:: Provided data ::

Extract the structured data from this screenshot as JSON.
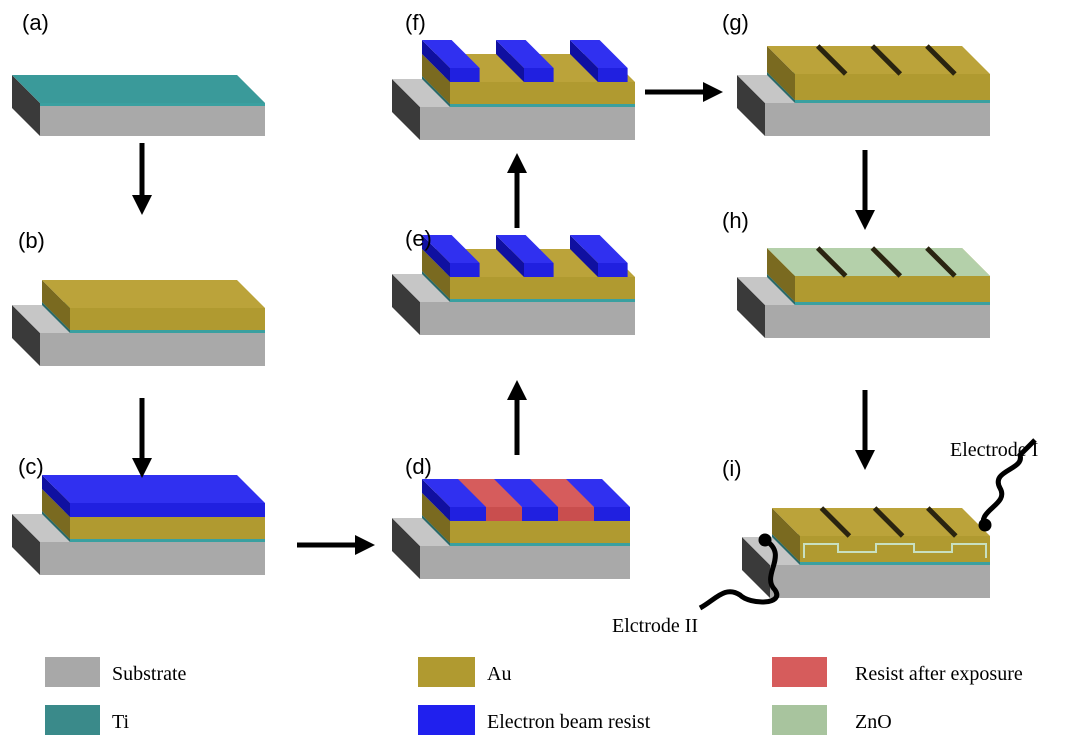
{
  "panels": {
    "labels": [
      "(a)",
      "(b)",
      "(c)",
      "(d)",
      "(e)",
      "(f)",
      "(g)",
      "(h)",
      "(i)"
    ]
  },
  "electrodes": [
    "Electrode I",
    "Elctrode II"
  ],
  "legend": [
    "Substrate",
    "Ti",
    "Au",
    "Electron beam resist",
    "Resist after exposure",
    "ZnO"
  ]
}
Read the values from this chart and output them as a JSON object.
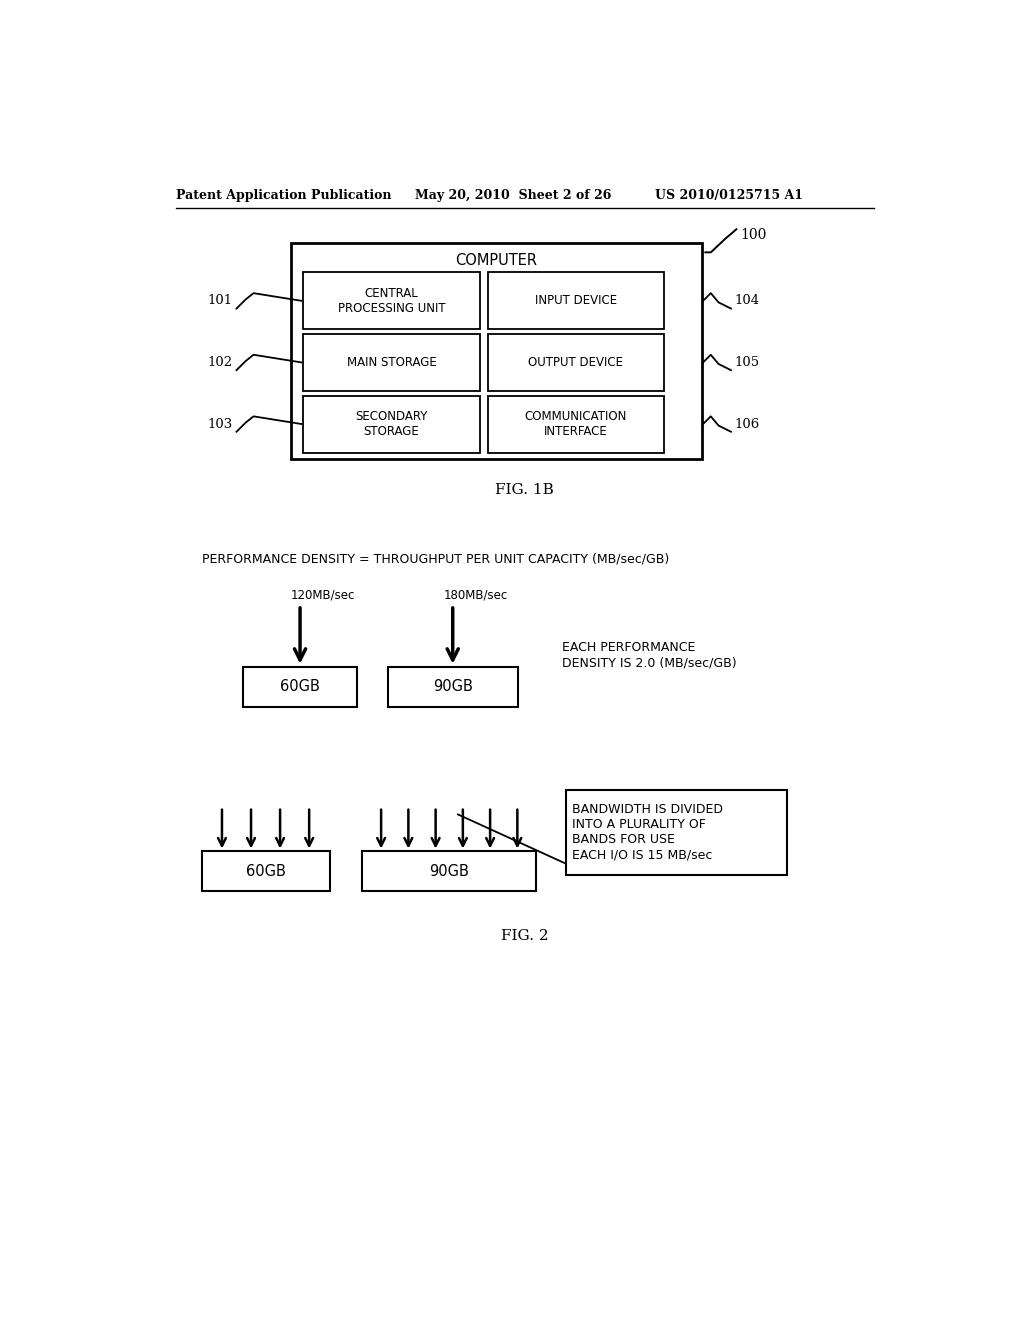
{
  "bg_color": "#ffffff",
  "text_color": "#000000",
  "header_left": "Patent Application Publication",
  "header_mid": "May 20, 2010  Sheet 2 of 26",
  "header_right": "US 2010/0125715 A1",
  "fig1b_label": "FIG. 1B",
  "fig2_label": "FIG. 2",
  "computer_label": "COMPUTER",
  "ref_100": "100",
  "ref_101": "101",
  "ref_102": "102",
  "ref_103": "103",
  "ref_104": "104",
  "ref_105": "105",
  "ref_106": "106",
  "box_labels": [
    [
      "CENTRAL\nPROCESSING UNIT",
      "INPUT DEVICE"
    ],
    [
      "MAIN STORAGE",
      "OUTPUT DEVICE"
    ],
    [
      "SECONDARY\nSTORAGE",
      "COMMUNICATION\nINTERFACE"
    ]
  ],
  "perf_density_text": "PERFORMANCE DENSITY = THROUGHPUT PER UNIT CAPACITY (MB/sec/GB)",
  "arrow1_label": "120MB/sec",
  "arrow2_label": "180MB/sec",
  "box1_label": "60GB",
  "box2_label": "90GB",
  "box3_label": "60GB",
  "box4_label": "90GB",
  "perf_note": "EACH PERFORMANCE\nDENSITY IS 2.0 (MB/sec/GB)",
  "bandwidth_note": "BANDWIDTH IS DIVIDED\nINTO A PLURALITY OF\nBANDS FOR USE\nEACH I/O IS 15 MB/sec"
}
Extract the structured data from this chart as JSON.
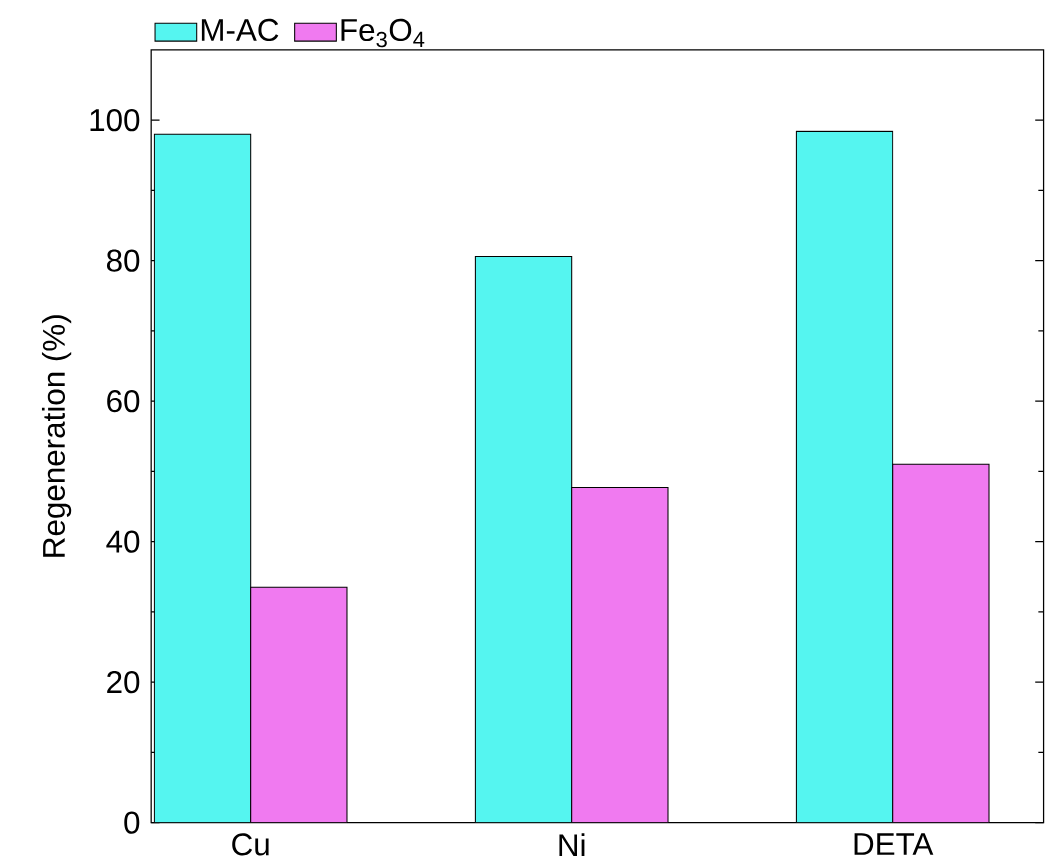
{
  "chart_data": {
    "type": "bar",
    "ylabel": "Regeneration (%)",
    "categories": [
      "Cu",
      "Ni",
      "DETA"
    ],
    "series": [
      {
        "name": "M-AC",
        "color": "#55f5f0",
        "values": [
          98.0,
          80.6,
          98.4
        ]
      },
      {
        "name": "Fe$_{3}$O$_{4}$",
        "color": "#f07af0",
        "values": [
          33.5,
          47.7,
          51.0
        ]
      }
    ],
    "ylim": [
      0,
      110
    ],
    "yticks": [
      0,
      20,
      40,
      60,
      80,
      100
    ],
    "grid": false,
    "legend": "top"
  }
}
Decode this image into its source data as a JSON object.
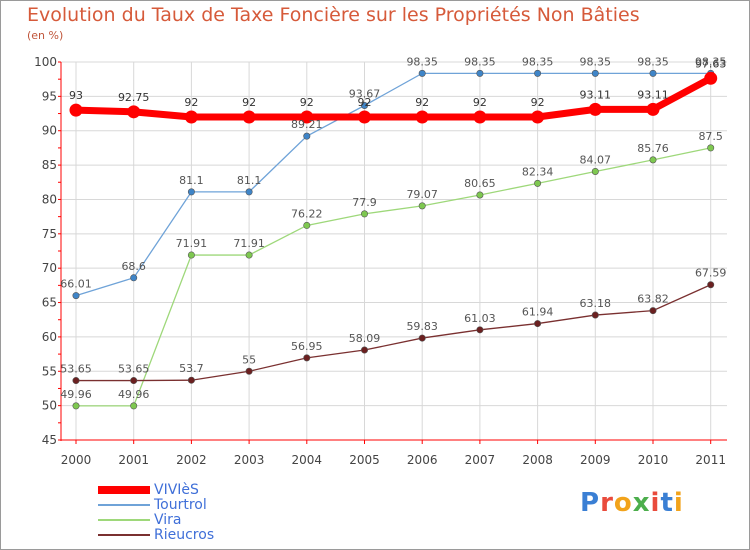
{
  "header": {
    "title": "Evolution du Taux de Taxe Foncière sur les Propriétés Non Bâties",
    "subtitle": "(en %)"
  },
  "logo": {
    "text": "Proxiti",
    "letter_colors": [
      "#3a7fd4",
      "#e94b3c",
      "#f2a31b",
      "#4cae4c",
      "#e94b3c",
      "#3a7fd4",
      "#f2a31b"
    ]
  },
  "colors": {
    "title": "#d65a3a",
    "legend_text": "#3f6fd8",
    "axis": "#ff0000",
    "grid": "#d8d8d8"
  },
  "chart_data": {
    "type": "line",
    "title": "Evolution du Taux de Taxe Foncière sur les Propriétés Non Bâties",
    "ylabel": "(en %)",
    "xlabel": "",
    "x": [
      "2000",
      "2001",
      "2002",
      "2003",
      "2004",
      "2005",
      "2006",
      "2007",
      "2008",
      "2009",
      "2010",
      "2011"
    ],
    "ylim": [
      45,
      100
    ],
    "yticks": [
      45,
      50,
      55,
      60,
      65,
      70,
      75,
      80,
      85,
      90,
      95,
      100
    ],
    "grid": true,
    "legend_position": "bottom-left",
    "series": [
      {
        "name": "VIVIèS",
        "color": "#ff0000",
        "emphasis": true,
        "values": [
          93,
          92.75,
          92,
          92,
          92,
          92,
          92,
          92,
          92,
          93.11,
          93.11,
          97.63
        ],
        "labels": [
          "93",
          "92.75",
          "92",
          "92",
          "92",
          "92",
          "92",
          "92",
          "92",
          "93.11",
          "93.11",
          "97.63"
        ]
      },
      {
        "name": "Tourtrol",
        "color": "#6fa3d8",
        "point_color": "#3f85c8",
        "values": [
          66.01,
          68.6,
          81.1,
          81.1,
          89.21,
          93.67,
          98.35,
          98.35,
          98.35,
          98.35,
          98.35,
          98.35
        ],
        "labels": [
          "66.01",
          "68.6",
          "81.1",
          "81.1",
          "89.21",
          "93.67",
          "98.35",
          "98.35",
          "98.35",
          "98.35",
          "98.35",
          "98.35"
        ]
      },
      {
        "name": "Vira",
        "color": "#9ed87a",
        "point_color": "#7ec850",
        "values": [
          49.96,
          49.96,
          71.91,
          71.91,
          76.22,
          77.9,
          79.07,
          80.65,
          82.34,
          84.07,
          85.76,
          87.5
        ],
        "labels": [
          "49.96",
          "49.96",
          "71.91",
          "71.91",
          "76.22",
          "77.9",
          "79.07",
          "80.65",
          "82.34",
          "84.07",
          "85.76",
          "87.5"
        ]
      },
      {
        "name": "Rieucros",
        "color": "#7a3030",
        "point_color": "#6b2020",
        "values": [
          53.65,
          53.65,
          53.7,
          55,
          56.95,
          58.09,
          59.83,
          61.03,
          61.94,
          63.18,
          63.82,
          67.59
        ],
        "labels": [
          "53.65",
          "53.65",
          "53.7",
          "55",
          "56.95",
          "58.09",
          "59.83",
          "61.03",
          "61.94",
          "63.18",
          "63.82",
          "67.59"
        ]
      }
    ]
  }
}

:: Written request ::
Do not include the images; transcribe the rest of the listing exactly.

:: The completed task ::
Extract the structured data from this screenshot as JSON.
{
  "panels": {
    "labels": [
      "(a)",
      "(b)",
      "(c)",
      "(d)",
      "(e)",
      "(f)",
      "(g)",
      "(h)",
      "(i)"
    ]
  },
  "electrodes": [
    "Electrode I",
    "Elctrode II"
  ],
  "legend": [
    "Substrate",
    "Ti",
    "Au",
    "Electron beam resist",
    "Resist after exposure",
    "ZnO"
  ]
}
Read the values from this chart and output them as a JSON object.
{
  "bg_color": "#ffffff",
  "text_color": "#000000",
  "header_left": "Patent Application Publication",
  "header_mid": "May 20, 2010  Sheet 2 of 26",
  "header_right": "US 2010/0125715 A1",
  "fig1b_label": "FIG. 1B",
  "fig2_label": "FIG. 2",
  "computer_label": "COMPUTER",
  "ref_100": "100",
  "ref_101": "101",
  "ref_102": "102",
  "ref_103": "103",
  "ref_104": "104",
  "ref_105": "105",
  "ref_106": "106",
  "box_labels": [
    [
      "CENTRAL\nPROCESSING UNIT",
      "INPUT DEVICE"
    ],
    [
      "MAIN STORAGE",
      "OUTPUT DEVICE"
    ],
    [
      "SECONDARY\nSTORAGE",
      "COMMUNICATION\nINTERFACE"
    ]
  ],
  "perf_density_text": "PERFORMANCE DENSITY = THROUGHPUT PER UNIT CAPACITY (MB/sec/GB)",
  "arrow1_label": "120MB/sec",
  "arrow2_label": "180MB/sec",
  "box1_label": "60GB",
  "box2_label": "90GB",
  "box3_label": "60GB",
  "box4_label": "90GB",
  "perf_note": "EACH PERFORMANCE\nDENSITY IS 2.0 (MB/sec/GB)",
  "bandwidth_note": "BANDWIDTH IS DIVIDED\nINTO A PLURALITY OF\nBANDS FOR USE\nEACH I/O IS 15 MB/sec"
}
Extract the structured data from this chart as JSON.
{
  "chart_data": {
    "type": "bar",
    "ylabel": "Regeneration (%)",
    "categories": [
      "Cu",
      "Ni",
      "DETA"
    ],
    "series": [
      {
        "name": "M-AC",
        "color": "#55f5f0",
        "values": [
          98.0,
          80.6,
          98.4
        ]
      },
      {
        "name": "Fe$_{3}$O$_{4}$",
        "color": "#f07af0",
        "values": [
          33.5,
          47.7,
          51.0
        ]
      }
    ],
    "ylim": [
      0,
      110
    ],
    "yticks": [
      0,
      20,
      40,
      60,
      80,
      100
    ],
    "grid": false,
    "legend": "top"
  }
}
Decode this image into its source data as a JSON object.
{
  "header": {
    "title": "Evolution du Taux de Taxe Foncière sur les Propriétés Non Bâties",
    "subtitle": "(en %)"
  },
  "logo": {
    "text": "Proxiti",
    "letter_colors": [
      "#3a7fd4",
      "#e94b3c",
      "#f2a31b",
      "#4cae4c",
      "#e94b3c",
      "#3a7fd4",
      "#f2a31b"
    ]
  },
  "colors": {
    "title": "#d65a3a",
    "legend_text": "#3f6fd8",
    "axis": "#ff0000",
    "grid": "#d8d8d8"
  },
  "chart_data": {
    "type": "line",
    "title": "Evolution du Taux de Taxe Foncière sur les Propriétés Non Bâties",
    "ylabel": "(en %)",
    "xlabel": "",
    "x": [
      "2000",
      "2001",
      "2002",
      "2003",
      "2004",
      "2005",
      "2006",
      "2007",
      "2008",
      "2009",
      "2010",
      "2011"
    ],
    "ylim": [
      45,
      100
    ],
    "yticks": [
      45,
      50,
      55,
      60,
      65,
      70,
      75,
      80,
      85,
      90,
      95,
      100
    ],
    "grid": true,
    "legend_position": "bottom-left",
    "series": [
      {
        "name": "VIVIèS",
        "color": "#ff0000",
        "emphasis": true,
        "values": [
          93,
          92.75,
          92,
          92,
          92,
          92,
          92,
          92,
          92,
          93.11,
          93.11,
          97.63
        ],
        "labels": [
          "93",
          "92.75",
          "92",
          "92",
          "92",
          "92",
          "92",
          "92",
          "92",
          "93.11",
          "93.11",
          "97.63"
        ]
      },
      {
        "name": "Tourtrol",
        "color": "#6fa3d8",
        "point_color": "#3f85c8",
        "values": [
          66.01,
          68.6,
          81.1,
          81.1,
          89.21,
          93.67,
          98.35,
          98.35,
          98.35,
          98.35,
          98.35,
          98.35
        ],
        "labels": [
          "66.01",
          "68.6",
          "81.1",
          "81.1",
          "89.21",
          "93.67",
          "98.35",
          "98.35",
          "98.35",
          "98.35",
          "98.35",
          "98.35"
        ]
      },
      {
        "name": "Vira",
        "color": "#9ed87a",
        "point_color": "#7ec850",
        "values": [
          49.96,
          49.96,
          71.91,
          71.91,
          76.22,
          77.9,
          79.07,
          80.65,
          82.34,
          84.07,
          85.76,
          87.5
        ],
        "labels": [
          "49.96",
          "49.96",
          "71.91",
          "71.91",
          "76.22",
          "77.9",
          "79.07",
          "80.65",
          "82.34",
          "84.07",
          "85.76",
          "87.5"
        ]
      },
      {
        "name": "Rieucros",
        "color": "#7a3030",
        "point_color": "#6b2020",
        "values": [
          53.65,
          53.65,
          53.7,
          55,
          56.95,
          58.09,
          59.83,
          61.03,
          61.94,
          63.18,
          63.82,
          67.59
        ],
        "labels": [
          "53.65",
          "53.65",
          "53.7",
          "55",
          "56.95",
          "58.09",
          "59.83",
          "61.03",
          "61.94",
          "63.18",
          "63.82",
          "67.59"
        ]
      }
    ]
  }
}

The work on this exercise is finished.